Print the listing that follows, character for character.
━━━━━ ITEMS ━━━━━
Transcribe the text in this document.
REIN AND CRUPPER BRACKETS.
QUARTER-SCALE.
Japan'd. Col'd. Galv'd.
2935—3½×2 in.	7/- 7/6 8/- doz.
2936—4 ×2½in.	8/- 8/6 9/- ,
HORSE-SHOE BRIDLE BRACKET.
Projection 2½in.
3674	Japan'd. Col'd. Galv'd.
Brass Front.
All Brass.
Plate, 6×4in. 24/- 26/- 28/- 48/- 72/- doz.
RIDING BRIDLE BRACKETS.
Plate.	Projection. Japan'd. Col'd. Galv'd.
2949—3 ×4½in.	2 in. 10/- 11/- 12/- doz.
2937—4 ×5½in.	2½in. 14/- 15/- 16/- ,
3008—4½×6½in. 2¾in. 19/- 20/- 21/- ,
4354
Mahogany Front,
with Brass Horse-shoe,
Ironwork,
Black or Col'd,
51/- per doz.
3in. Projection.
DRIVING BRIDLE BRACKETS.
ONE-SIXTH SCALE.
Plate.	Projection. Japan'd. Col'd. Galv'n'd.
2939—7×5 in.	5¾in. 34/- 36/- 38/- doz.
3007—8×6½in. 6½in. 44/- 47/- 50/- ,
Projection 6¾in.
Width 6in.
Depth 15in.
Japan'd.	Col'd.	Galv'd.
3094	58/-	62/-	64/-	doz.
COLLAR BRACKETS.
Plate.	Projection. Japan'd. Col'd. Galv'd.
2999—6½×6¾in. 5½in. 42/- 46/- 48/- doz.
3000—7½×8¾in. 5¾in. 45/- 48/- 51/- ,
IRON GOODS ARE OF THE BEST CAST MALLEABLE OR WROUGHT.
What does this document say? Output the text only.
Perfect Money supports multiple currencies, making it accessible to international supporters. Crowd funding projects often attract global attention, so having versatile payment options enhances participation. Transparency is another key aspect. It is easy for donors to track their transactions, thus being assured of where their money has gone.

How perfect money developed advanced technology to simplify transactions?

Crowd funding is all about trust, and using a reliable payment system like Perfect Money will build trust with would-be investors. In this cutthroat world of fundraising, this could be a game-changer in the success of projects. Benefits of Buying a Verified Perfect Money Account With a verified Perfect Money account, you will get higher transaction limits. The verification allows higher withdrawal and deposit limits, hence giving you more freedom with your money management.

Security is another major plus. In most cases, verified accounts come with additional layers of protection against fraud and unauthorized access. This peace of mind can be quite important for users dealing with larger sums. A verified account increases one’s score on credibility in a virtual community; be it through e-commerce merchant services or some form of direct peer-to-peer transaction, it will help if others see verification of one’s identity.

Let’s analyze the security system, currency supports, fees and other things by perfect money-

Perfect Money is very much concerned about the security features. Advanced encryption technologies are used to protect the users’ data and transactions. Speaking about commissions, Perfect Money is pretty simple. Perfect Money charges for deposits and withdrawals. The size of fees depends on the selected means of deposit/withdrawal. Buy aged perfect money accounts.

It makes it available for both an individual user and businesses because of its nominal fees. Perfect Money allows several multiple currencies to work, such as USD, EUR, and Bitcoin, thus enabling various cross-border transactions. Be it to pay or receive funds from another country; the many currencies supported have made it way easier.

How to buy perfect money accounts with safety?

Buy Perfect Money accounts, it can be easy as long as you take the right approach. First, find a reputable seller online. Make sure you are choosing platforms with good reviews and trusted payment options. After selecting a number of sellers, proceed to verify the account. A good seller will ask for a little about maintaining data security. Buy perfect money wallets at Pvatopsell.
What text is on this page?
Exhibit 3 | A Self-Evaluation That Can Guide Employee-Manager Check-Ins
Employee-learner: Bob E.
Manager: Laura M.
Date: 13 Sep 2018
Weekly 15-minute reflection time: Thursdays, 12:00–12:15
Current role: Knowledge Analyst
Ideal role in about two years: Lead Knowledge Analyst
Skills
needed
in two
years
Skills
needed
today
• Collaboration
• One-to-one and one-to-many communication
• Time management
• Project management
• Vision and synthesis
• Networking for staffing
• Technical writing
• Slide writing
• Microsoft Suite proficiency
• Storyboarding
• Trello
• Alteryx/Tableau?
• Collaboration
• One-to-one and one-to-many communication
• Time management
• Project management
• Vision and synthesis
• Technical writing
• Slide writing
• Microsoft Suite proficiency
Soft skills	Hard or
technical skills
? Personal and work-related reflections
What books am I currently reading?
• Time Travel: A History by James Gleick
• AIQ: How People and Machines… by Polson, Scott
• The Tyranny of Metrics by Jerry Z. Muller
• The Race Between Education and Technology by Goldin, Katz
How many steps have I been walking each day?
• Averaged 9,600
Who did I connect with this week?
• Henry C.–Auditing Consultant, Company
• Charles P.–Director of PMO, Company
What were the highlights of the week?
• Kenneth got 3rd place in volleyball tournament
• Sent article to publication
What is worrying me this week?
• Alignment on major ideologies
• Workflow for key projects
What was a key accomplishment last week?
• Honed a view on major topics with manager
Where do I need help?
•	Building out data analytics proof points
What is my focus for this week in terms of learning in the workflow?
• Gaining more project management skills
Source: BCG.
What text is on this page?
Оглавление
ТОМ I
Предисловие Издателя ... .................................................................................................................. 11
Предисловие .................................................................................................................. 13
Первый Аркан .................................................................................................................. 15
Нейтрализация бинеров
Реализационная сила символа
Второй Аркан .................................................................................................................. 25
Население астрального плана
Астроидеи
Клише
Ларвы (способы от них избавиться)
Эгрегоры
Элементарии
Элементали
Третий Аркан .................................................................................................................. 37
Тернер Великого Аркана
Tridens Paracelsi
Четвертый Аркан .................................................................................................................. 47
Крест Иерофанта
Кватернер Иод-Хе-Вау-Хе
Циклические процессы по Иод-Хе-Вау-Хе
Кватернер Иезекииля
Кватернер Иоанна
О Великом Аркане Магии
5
━━━━━
### RESULT OF THIS EXERCISE
Transcribe the text in this document.
REIN AND CRUPPER BRACKETS.
QUARTER-SCALE.
Japan'd. Col'd. Galv'd.
2935—3½×2 in.	7/- 7/6 8/- doz.
2936—4 ×2½in.	8/- 8/6 9/- ,
HORSE-SHOE BRIDLE BRACKET.
Projection 2½in.
3674	Japan'd. Col'd. Galv'd.
Brass Front.
All Brass.
Plate, 6×4in. 24/- 26/- 28/- 48/- 72/- doz.
RIDING BRIDLE BRACKETS.
Plate.	Projection. Japan'd. Col'd. Galv'd.
2949—3 ×4½in.	2 in. 10/- 11/- 12/- doz.
2937—4 ×5½in.	2½in. 14/- 15/- 16/- ,
3008—4½×6½in. 2¾in. 19/- 20/- 21/- ,
4354
Mahogany Front,
with Brass Horse-shoe,
Ironwork,
Black or Col'd,
51/- per doz.
3in. Projection.
DRIVING BRIDLE BRACKETS.
ONE-SIXTH SCALE.
Plate.	Projection. Japan'd. Col'd. Galv'n'd.
2939—7×5 in.	5¾in. 34/- 36/- 38/- doz.
3007—8×6½in. 6½in. 44/- 47/- 50/- ,
Projection 6¾in.
Width 6in.
Depth 15in.
Japan'd.	Col'd.	Galv'd.
3094	58/-	62/-	64/-	doz.
COLLAR BRACKETS.
Plate.	Projection. Japan'd. Col'd. Galv'd.
2999—6½×6¾in. 5½in. 42/- 46/- 48/- doz.
3000—7½×8¾in. 5¾in. 45/- 48/- 51/- ,
IRON GOODS ARE OF THE BEST CAST MALLEABLE OR WROUGHT.
What does this document say? Output the text only.
Perfect Money supports multiple currencies, making it accessible to international supporters. Crowd funding projects often attract global attention, so having versatile payment options enhances participation. Transparency is another key aspect. It is easy for donors to track their transactions, thus being assured of where their money has gone.

How perfect money developed advanced technology to simplify transactions?

Crowd funding is all about trust, and using a reliable payment system like Perfect Money will build trust with would-be investors. In this cutthroat world of fundraising, this could be a game-changer in the success of projects. Benefits of Buying a Verified Perfect Money Account With a verified Perfect Money account, you will get higher transaction limits. The verification allows higher withdrawal and deposit limits, hence giving you more freedom with your money management.

Security is another major plus. In most cases, verified accounts come with additional layers of protection against fraud and unauthorized access. This peace of mind can be quite important for users dealing with larger sums. A verified account increases one’s score on credibility in a virtual community; be it through e-commerce merchant services or some form of direct peer-to-peer transaction, it will help if others see verification of one’s identity.

Let’s analyze the security system, currency supports, fees and other things by perfect money-

Perfect Money is very much concerned about the security features. Advanced encryption technologies are used to protect the users’ data and transactions. Speaking about commissions, Perfect Money is pretty simple. Perfect Money charges for deposits and withdrawals. The size of fees depends on the selected means of deposit/withdrawal. Buy aged perfect money accounts.

It makes it available for both an individual user and businesses because of its nominal fees. Perfect Money allows several multiple currencies to work, such as USD, EUR, and Bitcoin, thus enabling various cross-border transactions. Be it to pay or receive funds from another country; the many currencies supported have made it way easier.

How to buy perfect money accounts with safety?

Buy Perfect Money accounts, it can be easy as long as you take the right approach. First, find a reputable seller online. Make sure you are choosing platforms with good reviews and trusted payment options. After selecting a number of sellers, proceed to verify the account. A good seller will ask for a little about maintaining data security. Buy perfect money wallets at Pvatopsell.
What text is on this page?
Exhibit 3 | A Self-Evaluation That Can Guide Employee-Manager Check-Ins
Employee-learner: Bob E.
Manager: Laura M.
Date: 13 Sep 2018
Weekly 15-minute reflection time: Thursdays, 12:00–12:15
Current role: Knowledge Analyst
Ideal role in about two years: Lead Knowledge Analyst
Skills
needed
in two
years
Skills
needed
today
• Collaboration
• One-to-one and one-to-many communication
• Time management
• Project management
• Vision and synthesis
• Networking for staffing
• Technical writing
• Slide writing
• Microsoft Suite proficiency
• Storyboarding
• Trello
• Alteryx/Tableau?
• Collaboration
• One-to-one and one-to-many communication
• Time management
• Project management
• Vision and synthesis
• Technical writing
• Slide writing
• Microsoft Suite proficiency
Soft skills	Hard or
technical skills
? Personal and work-related reflections
What books am I currently reading?
• Time Travel: A History by James Gleick
• AIQ: How People and Machines… by Polson, Scott
• The Tyranny of Metrics by Jerry Z. Muller
• The Race Between Education and Technology by Goldin, Katz
How many steps have I been walking each day?
• Averaged 9,600
Who did I connect with this week?
• Henry C.–Auditing Consultant, Company
• Charles P.–Director of PMO, Company
What were the highlights of the week?
• Kenneth got 3rd place in volleyball tournament
• Sent article to publication
What is worrying me this week?
• Alignment on major ideologies
• Workflow for key projects
What was a key accomplishment last week?
• Honed a view on major topics with manager
Where do I need help?
•	Building out data analytics proof points
What is my focus for this week in terms of learning in the workflow?
• Gaining more project management skills
Source: BCG.
What text is on this page?
Оглавление
ТОМ I
Предисловие Издателя ... .................................................................................................................. 11
Предисловие .................................................................................................................. 13
Первый Аркан .................................................................................................................. 15
Нейтрализация бинеров
Реализационная сила символа
Второй Аркан .................................................................................................................. 25
Население астрального плана
Астроидеи
Клише
Ларвы (способы от них избавиться)
Эгрегоры
Элементарии
Элементали
Третий Аркан .................................................................................................................. 37
Тернер Великого Аркана
Tridens Paracelsi
Четвертый Аркан .................................................................................................................. 47
Крест Иерофанта
Кватернер Иод-Хе-Вау-Хе
Циклические процессы по Иод-Хе-Вау-Хе
Кватернер Иезекииля
Кватернер Иоанна
О Великом Аркане Магии
5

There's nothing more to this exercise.